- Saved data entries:

....

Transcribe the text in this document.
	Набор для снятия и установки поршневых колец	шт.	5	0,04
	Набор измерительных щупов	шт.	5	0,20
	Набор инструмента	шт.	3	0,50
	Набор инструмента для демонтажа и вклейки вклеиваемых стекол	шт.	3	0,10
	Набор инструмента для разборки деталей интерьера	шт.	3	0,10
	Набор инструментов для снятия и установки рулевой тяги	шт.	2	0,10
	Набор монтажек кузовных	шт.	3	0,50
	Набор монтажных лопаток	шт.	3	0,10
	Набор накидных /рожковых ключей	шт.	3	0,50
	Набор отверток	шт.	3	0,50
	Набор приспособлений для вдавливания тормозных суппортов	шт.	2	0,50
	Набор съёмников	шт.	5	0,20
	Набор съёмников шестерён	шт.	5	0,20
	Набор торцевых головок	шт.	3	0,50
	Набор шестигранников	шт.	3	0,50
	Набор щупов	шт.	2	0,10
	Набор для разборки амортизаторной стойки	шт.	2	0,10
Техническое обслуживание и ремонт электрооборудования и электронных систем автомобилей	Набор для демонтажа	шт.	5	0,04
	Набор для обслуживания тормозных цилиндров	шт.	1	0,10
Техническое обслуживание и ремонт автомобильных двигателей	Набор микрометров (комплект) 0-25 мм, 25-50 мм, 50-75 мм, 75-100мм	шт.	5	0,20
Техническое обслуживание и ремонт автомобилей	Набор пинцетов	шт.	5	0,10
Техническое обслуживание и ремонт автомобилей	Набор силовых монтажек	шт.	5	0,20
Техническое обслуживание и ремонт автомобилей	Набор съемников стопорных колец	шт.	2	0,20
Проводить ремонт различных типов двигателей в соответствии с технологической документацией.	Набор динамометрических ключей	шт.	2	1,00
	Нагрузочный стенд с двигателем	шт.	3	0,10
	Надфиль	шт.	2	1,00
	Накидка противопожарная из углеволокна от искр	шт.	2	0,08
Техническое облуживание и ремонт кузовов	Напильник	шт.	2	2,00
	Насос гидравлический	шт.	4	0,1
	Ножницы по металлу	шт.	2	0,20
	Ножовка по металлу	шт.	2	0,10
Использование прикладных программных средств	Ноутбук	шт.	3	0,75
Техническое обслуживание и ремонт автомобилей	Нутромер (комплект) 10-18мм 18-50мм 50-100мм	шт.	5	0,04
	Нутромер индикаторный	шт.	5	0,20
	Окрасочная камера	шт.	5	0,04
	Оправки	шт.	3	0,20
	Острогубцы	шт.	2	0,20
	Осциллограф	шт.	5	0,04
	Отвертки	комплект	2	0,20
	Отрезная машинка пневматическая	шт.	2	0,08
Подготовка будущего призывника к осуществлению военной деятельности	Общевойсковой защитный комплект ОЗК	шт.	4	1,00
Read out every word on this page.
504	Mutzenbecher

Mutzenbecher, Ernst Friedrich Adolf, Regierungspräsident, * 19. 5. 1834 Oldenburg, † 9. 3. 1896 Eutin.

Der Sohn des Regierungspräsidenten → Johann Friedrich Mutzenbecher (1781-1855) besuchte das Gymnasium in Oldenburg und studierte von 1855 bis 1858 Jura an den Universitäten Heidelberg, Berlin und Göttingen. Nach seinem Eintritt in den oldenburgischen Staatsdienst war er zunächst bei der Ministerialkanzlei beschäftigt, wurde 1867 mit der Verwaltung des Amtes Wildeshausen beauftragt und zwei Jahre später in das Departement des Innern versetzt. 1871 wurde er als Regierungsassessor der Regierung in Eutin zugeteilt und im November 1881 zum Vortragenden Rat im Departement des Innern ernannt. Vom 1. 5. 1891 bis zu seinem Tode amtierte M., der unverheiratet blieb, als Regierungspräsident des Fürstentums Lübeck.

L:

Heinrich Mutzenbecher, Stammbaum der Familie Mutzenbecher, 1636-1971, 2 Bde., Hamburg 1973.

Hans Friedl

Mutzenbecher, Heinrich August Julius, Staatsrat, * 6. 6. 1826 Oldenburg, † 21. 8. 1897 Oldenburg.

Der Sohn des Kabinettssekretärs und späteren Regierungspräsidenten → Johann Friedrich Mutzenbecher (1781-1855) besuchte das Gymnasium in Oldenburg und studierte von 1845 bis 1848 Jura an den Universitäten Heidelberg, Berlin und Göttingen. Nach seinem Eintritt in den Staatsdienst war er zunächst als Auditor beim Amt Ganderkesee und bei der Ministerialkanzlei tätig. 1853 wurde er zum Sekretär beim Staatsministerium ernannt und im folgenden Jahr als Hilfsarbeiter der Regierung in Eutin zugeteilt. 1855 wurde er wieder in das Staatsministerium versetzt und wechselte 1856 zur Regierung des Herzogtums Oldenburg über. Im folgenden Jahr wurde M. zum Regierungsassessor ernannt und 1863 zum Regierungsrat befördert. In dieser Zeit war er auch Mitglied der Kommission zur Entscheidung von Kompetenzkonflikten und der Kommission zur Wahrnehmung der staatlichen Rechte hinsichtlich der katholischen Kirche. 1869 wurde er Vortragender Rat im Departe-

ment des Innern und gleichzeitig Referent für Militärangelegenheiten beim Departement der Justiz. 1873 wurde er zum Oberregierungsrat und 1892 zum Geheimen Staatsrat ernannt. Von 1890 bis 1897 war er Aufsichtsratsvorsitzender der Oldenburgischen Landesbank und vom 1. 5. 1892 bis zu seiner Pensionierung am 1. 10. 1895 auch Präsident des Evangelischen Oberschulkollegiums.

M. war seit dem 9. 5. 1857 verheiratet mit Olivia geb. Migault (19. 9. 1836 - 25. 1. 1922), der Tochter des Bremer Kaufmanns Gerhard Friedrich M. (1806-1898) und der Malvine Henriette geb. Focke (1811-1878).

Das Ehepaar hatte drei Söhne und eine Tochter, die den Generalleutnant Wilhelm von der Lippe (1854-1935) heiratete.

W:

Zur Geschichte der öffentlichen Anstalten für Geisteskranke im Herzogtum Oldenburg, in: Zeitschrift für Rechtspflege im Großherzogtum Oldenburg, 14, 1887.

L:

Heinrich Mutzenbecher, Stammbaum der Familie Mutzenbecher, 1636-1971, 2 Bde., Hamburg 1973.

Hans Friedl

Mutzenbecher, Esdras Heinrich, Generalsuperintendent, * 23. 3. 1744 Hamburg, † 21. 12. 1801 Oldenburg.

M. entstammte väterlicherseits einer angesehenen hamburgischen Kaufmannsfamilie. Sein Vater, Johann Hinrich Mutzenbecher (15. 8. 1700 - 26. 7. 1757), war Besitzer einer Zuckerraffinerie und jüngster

....

- Required task:
In the material above, show every line where the word "ключей" turns up.

- Solution:
	Набор накидных /рожковых ключей	шт.	3	0,50
Проводить ремонт различных типов двигателей в соответствии с технологической документацией.	Набор динамометрических ключей	шт.	2	1,00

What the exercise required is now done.